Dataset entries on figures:
--- Start ---
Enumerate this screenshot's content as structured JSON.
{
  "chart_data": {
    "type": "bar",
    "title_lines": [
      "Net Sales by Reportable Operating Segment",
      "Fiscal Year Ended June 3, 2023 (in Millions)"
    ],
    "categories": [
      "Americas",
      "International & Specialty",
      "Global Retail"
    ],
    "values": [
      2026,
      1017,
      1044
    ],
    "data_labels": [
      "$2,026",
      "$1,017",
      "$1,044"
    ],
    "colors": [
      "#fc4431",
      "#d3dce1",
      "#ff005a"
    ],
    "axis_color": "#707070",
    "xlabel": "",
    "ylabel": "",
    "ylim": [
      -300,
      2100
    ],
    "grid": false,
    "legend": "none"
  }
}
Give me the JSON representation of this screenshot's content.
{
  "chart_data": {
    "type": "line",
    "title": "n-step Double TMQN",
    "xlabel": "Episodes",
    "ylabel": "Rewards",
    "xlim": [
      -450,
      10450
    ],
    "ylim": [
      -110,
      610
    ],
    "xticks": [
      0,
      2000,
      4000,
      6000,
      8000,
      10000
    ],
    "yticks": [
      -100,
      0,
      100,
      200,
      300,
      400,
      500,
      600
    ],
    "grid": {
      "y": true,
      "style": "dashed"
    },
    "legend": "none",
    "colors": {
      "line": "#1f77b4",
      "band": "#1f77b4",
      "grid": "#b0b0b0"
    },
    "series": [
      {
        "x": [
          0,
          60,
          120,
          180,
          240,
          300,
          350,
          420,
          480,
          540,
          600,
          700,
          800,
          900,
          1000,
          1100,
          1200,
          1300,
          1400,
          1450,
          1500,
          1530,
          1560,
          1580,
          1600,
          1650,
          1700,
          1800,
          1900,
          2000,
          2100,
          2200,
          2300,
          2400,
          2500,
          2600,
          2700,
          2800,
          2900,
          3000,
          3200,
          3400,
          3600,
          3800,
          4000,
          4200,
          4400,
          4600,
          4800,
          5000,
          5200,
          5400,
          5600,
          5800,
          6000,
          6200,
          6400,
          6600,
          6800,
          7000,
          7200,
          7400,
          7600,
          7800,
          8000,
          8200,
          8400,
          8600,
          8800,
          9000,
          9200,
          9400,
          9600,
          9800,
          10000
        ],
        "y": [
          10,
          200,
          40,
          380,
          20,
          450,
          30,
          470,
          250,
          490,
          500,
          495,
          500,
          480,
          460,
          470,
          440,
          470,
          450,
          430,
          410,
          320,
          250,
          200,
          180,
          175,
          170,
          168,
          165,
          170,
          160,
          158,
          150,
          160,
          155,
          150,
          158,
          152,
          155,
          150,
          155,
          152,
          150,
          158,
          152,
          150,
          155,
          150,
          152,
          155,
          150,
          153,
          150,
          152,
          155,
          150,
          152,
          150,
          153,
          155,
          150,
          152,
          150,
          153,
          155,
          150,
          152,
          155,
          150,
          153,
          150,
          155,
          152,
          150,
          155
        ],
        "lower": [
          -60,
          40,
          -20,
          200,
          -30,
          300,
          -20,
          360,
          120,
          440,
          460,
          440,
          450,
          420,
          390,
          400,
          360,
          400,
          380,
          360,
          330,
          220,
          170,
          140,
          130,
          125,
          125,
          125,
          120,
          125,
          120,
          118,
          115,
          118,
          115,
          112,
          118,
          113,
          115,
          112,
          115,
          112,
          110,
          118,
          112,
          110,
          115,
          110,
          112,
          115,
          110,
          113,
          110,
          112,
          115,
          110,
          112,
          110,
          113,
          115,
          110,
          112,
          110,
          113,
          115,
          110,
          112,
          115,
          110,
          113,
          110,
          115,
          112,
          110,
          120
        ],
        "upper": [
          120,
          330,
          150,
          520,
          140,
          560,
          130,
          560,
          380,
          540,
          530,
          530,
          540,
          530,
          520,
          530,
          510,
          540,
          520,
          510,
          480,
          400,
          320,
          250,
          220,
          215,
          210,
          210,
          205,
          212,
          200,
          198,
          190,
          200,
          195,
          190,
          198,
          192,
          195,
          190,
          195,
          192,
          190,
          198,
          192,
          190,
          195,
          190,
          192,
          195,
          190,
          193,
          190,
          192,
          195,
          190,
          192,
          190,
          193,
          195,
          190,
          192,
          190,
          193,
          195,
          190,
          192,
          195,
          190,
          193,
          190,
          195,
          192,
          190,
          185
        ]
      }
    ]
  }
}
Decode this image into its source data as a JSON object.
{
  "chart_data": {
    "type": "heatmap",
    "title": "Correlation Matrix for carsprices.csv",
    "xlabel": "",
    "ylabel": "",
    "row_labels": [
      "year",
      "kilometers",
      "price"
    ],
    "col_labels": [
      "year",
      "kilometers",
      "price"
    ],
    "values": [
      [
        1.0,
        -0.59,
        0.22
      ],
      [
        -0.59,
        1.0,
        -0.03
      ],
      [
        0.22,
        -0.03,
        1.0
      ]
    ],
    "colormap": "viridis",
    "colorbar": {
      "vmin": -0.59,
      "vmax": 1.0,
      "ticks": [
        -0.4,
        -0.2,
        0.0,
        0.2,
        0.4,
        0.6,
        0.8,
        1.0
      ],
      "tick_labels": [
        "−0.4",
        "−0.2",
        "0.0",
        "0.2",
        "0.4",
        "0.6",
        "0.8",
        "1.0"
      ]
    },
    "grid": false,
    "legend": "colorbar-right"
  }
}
--- End ---
Give every line of the material that includes the string "content".

◆ Full solution ◆
Enumerate this screenshot's content as structured JSON.
Give me the JSON representation of this screenshot's content.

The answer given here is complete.